## Required work
Copy the data word for word, keeping every line.

[Start Data section]

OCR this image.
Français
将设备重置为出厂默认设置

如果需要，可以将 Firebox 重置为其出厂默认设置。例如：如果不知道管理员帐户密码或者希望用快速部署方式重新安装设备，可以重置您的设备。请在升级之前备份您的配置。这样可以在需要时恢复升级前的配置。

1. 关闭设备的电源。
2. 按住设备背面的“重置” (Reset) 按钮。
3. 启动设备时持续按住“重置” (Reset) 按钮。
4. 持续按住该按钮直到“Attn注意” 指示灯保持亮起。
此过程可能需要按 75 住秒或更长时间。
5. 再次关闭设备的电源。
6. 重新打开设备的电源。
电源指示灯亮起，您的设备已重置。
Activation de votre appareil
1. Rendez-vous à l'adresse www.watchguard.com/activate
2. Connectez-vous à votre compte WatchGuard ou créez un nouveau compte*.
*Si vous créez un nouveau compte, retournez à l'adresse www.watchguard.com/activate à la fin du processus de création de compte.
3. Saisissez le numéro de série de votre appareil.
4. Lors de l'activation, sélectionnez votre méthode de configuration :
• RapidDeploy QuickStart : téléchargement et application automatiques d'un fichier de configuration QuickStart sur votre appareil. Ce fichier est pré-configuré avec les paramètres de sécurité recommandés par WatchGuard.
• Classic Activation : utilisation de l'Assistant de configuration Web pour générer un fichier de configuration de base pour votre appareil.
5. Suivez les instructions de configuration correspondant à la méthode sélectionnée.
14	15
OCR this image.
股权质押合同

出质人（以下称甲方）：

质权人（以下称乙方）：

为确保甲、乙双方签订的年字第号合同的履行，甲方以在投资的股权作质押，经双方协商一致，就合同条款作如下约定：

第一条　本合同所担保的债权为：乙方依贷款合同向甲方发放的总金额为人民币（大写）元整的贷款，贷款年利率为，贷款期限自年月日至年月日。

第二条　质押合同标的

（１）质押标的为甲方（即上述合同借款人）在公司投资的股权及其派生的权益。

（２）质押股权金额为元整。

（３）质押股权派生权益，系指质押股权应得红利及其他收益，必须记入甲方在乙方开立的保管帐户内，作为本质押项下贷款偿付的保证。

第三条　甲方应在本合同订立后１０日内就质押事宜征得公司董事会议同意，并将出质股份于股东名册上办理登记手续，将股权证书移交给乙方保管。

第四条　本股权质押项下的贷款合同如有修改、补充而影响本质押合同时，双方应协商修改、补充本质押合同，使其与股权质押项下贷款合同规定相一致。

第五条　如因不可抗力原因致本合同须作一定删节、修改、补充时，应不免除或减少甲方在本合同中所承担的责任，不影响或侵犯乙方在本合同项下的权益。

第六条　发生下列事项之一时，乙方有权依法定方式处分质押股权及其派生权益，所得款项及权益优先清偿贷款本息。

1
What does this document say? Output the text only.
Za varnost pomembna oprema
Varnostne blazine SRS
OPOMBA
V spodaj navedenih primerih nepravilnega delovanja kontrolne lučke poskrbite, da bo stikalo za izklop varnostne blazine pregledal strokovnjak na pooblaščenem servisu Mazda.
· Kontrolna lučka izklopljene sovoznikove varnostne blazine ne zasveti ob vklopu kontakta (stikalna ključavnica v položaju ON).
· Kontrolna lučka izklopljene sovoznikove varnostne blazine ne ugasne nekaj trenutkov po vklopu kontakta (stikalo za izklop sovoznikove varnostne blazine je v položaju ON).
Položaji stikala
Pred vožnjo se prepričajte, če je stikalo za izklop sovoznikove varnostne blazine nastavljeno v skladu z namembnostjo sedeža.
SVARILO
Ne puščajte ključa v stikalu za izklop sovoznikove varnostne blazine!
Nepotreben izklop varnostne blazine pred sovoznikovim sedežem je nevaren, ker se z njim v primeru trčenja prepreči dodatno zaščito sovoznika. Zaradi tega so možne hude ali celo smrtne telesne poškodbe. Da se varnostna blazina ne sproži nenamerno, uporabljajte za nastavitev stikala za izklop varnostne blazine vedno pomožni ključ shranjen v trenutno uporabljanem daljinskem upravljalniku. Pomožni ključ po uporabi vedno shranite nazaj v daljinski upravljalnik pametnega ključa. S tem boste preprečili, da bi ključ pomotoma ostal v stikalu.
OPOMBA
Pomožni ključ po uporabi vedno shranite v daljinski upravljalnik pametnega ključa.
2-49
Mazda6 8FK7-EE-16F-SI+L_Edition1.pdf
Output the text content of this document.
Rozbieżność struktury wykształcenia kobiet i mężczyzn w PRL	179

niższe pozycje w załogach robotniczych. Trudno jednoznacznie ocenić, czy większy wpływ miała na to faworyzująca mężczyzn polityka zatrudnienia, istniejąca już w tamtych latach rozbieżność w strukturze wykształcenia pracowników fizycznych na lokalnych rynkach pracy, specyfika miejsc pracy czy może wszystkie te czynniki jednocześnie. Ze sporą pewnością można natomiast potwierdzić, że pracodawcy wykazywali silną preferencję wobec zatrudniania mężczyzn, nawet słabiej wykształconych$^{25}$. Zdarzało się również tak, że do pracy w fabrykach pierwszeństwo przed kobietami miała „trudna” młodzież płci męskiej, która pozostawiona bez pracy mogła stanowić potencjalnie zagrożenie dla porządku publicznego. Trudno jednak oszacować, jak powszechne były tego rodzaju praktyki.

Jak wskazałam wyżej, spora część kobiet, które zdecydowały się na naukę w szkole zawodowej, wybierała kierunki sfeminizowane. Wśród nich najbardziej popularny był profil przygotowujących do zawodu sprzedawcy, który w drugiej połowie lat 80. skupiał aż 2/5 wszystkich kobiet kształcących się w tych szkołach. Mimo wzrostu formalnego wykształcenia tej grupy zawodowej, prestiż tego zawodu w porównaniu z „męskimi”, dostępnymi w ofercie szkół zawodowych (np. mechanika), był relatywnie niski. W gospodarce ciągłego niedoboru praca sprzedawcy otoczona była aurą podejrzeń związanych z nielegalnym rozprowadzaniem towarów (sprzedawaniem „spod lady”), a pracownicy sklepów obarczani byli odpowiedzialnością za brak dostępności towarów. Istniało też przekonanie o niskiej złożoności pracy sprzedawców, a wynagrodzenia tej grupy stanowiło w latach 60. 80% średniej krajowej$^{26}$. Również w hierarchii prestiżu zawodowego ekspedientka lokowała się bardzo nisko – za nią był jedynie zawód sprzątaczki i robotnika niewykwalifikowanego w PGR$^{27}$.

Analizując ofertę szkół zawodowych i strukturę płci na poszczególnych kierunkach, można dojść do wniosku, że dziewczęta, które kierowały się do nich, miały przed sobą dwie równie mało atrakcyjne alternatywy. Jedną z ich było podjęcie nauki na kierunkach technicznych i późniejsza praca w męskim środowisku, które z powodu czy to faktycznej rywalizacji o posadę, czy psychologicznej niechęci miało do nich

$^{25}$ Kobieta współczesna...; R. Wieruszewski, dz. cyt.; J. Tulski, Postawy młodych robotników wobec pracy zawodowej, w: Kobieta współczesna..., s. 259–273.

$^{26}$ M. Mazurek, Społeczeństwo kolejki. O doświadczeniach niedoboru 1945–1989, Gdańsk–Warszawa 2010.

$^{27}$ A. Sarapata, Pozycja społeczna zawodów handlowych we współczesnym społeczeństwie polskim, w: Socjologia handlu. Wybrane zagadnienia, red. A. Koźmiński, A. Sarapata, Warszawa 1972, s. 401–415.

[End Data section]

## The solution
OCR this image.
Français
将设备重置为出厂默认设置

如果需要，可以将 Firebox 重置为其出厂默认设置。例如：如果不知道管理员帐户密码或者希望用快速部署方式重新安装设备，可以重置您的设备。请在升级之前备份您的配置。这样可以在需要时恢复升级前的配置。

1. 关闭设备的电源。
2. 按住设备背面的“重置” (Reset) 按钮。
3. 启动设备时持续按住“重置” (Reset) 按钮。
4. 持续按住该按钮直到“Attn注意” 指示灯保持亮起。
此过程可能需要按 75 住秒或更长时间。
5. 再次关闭设备的电源。
6. 重新打开设备的电源。
电源指示灯亮起，您的设备已重置。
Activation de votre appareil
1. Rendez-vous à l'adresse www.watchguard.com/activate
2. Connectez-vous à votre compte WatchGuard ou créez un nouveau compte*.
*Si vous créez un nouveau compte, retournez à l'adresse www.watchguard.com/activate à la fin du processus de création de compte.
3. Saisissez le numéro de série de votre appareil.
4. Lors de l'activation, sélectionnez votre méthode de configuration :
• RapidDeploy QuickStart : téléchargement et application automatiques d'un fichier de configuration QuickStart sur votre appareil. Ce fichier est pré-configuré avec les paramètres de sécurité recommandés par WatchGuard.
• Classic Activation : utilisation de l'Assistant de configuration Web pour générer un fichier de configuration de base pour votre appareil.
5. Suivez les instructions de configuration correspondant à la méthode sélectionnée.
14	15
OCR this image.
股权质押合同

出质人（以下称甲方）：

质权人（以下称乙方）：

为确保甲、乙双方签订的年字第号合同的履行，甲方以在投资的股权作质押，经双方协商一致，就合同条款作如下约定：

第一条　本合同所担保的债权为：乙方依贷款合同向甲方发放的总金额为人民币（大写）元整的贷款，贷款年利率为，贷款期限自年月日至年月日。

第二条　质押合同标的

（１）质押标的为甲方（即上述合同借款人）在公司投资的股权及其派生的权益。

（２）质押股权金额为元整。

（３）质押股权派生权益，系指质押股权应得红利及其他收益，必须记入甲方在乙方开立的保管帐户内，作为本质押项下贷款偿付的保证。

第三条　甲方应在本合同订立后１０日内就质押事宜征得公司董事会议同意，并将出质股份于股东名册上办理登记手续，将股权证书移交给乙方保管。

第四条　本股权质押项下的贷款合同如有修改、补充而影响本质押合同时，双方应协商修改、补充本质押合同，使其与股权质押项下贷款合同规定相一致。

第五条　如因不可抗力原因致本合同须作一定删节、修改、补充时，应不免除或减少甲方在本合同中所承担的责任，不影响或侵犯乙方在本合同项下的权益。

第六条　发生下列事项之一时，乙方有权依法定方式处分质押股权及其派生权益，所得款项及权益优先清偿贷款本息。

1
What does this document say? Output the text only.
Za varnost pomembna oprema
Varnostne blazine SRS
OPOMBA
V spodaj navedenih primerih nepravilnega delovanja kontrolne lučke poskrbite, da bo stikalo za izklop varnostne blazine pregledal strokovnjak na pooblaščenem servisu Mazda.
· Kontrolna lučka izklopljene sovoznikove varnostne blazine ne zasveti ob vklopu kontakta (stikalna ključavnica v položaju ON).
· Kontrolna lučka izklopljene sovoznikove varnostne blazine ne ugasne nekaj trenutkov po vklopu kontakta (stikalo za izklop sovoznikove varnostne blazine je v položaju ON).
Položaji stikala
Pred vožnjo se prepričajte, če je stikalo za izklop sovoznikove varnostne blazine nastavljeno v skladu z namembnostjo sedeža.
SVARILO
Ne puščajte ključa v stikalu za izklop sovoznikove varnostne blazine!
Nepotreben izklop varnostne blazine pred sovoznikovim sedežem je nevaren, ker se z njim v primeru trčenja prepreči dodatno zaščito sovoznika. Zaradi tega so možne hude ali celo smrtne telesne poškodbe. Da se varnostna blazina ne sproži nenamerno, uporabljajte za nastavitev stikala za izklop varnostne blazine vedno pomožni ključ shranjen v trenutno uporabljanem daljinskem upravljalniku. Pomožni ključ po uporabi vedno shranite nazaj v daljinski upravljalnik pametnega ključa. S tem boste preprečili, da bi ključ pomotoma ostal v stikalu.
OPOMBA
Pomožni ključ po uporabi vedno shranite v daljinski upravljalnik pametnega ključa.
2-49
Mazda6 8FK7-EE-16F-SI+L_Edition1.pdf
Output the text content of this document.
Rozbieżność struktury wykształcenia kobiet i mężczyzn w PRL	179

niższe pozycje w załogach robotniczych. Trudno jednoznacznie ocenić, czy większy wpływ miała na to faworyzująca mężczyzn polityka zatrudnienia, istniejąca już w tamtych latach rozbieżność w strukturze wykształcenia pracowników fizycznych na lokalnych rynkach pracy, specyfika miejsc pracy czy może wszystkie te czynniki jednocześnie. Ze sporą pewnością można natomiast potwierdzić, że pracodawcy wykazywali silną preferencję wobec zatrudniania mężczyzn, nawet słabiej wykształconych$^{25}$. Zdarzało się również tak, że do pracy w fabrykach pierwszeństwo przed kobietami miała „trudna” młodzież płci męskiej, która pozostawiona bez pracy mogła stanowić potencjalnie zagrożenie dla porządku publicznego. Trudno jednak oszacować, jak powszechne były tego rodzaju praktyki.

Jak wskazałam wyżej, spora część kobiet, które zdecydowały się na naukę w szkole zawodowej, wybierała kierunki sfeminizowane. Wśród nich najbardziej popularny był profil przygotowujących do zawodu sprzedawcy, który w drugiej połowie lat 80. skupiał aż 2/5 wszystkich kobiet kształcących się w tych szkołach. Mimo wzrostu formalnego wykształcenia tej grupy zawodowej, prestiż tego zawodu w porównaniu z „męskimi”, dostępnymi w ofercie szkół zawodowych (np. mechanika), był relatywnie niski. W gospodarce ciągłego niedoboru praca sprzedawcy otoczona była aurą podejrzeń związanych z nielegalnym rozprowadzaniem towarów (sprzedawaniem „spod lady”), a pracownicy sklepów obarczani byli odpowiedzialnością za brak dostępności towarów. Istniało też przekonanie o niskiej złożoności pracy sprzedawców, a wynagrodzenia tej grupy stanowiło w latach 60. 80% średniej krajowej$^{26}$. Również w hierarchii prestiżu zawodowego ekspedientka lokowała się bardzo nisko – za nią był jedynie zawód sprzątaczki i robotnika niewykwalifikowanego w PGR$^{27}$.

Analizując ofertę szkół zawodowych i strukturę płci na poszczególnych kierunkach, można dojść do wniosku, że dziewczęta, które kierowały się do nich, miały przed sobą dwie równie mało atrakcyjne alternatywy. Jedną z ich było podjęcie nauki na kierunkach technicznych i późniejsza praca w męskim środowisku, które z powodu czy to faktycznej rywalizacji o posadę, czy psychologicznej niechęci miało do nich

$^{25}$ Kobieta współczesna...; R. Wieruszewski, dz. cyt.; J. Tulski, Postawy młodych robotników wobec pracy zawodowej, w: Kobieta współczesna..., s. 259–273.

$^{26}$ M. Mazurek, Społeczeństwo kolejki. O doświadczeniach niedoboru 1945–1989, Gdańsk–Warszawa 2010.

$^{27}$ A. Sarapata, Pozycja społeczna zawodów handlowych we współczesnym społeczeństwie polskim, w: Socjologia handlu. Wybrane zagadnienia, red. A. Koźmiński, A. Sarapata, Warszawa 1972, s. 401–415.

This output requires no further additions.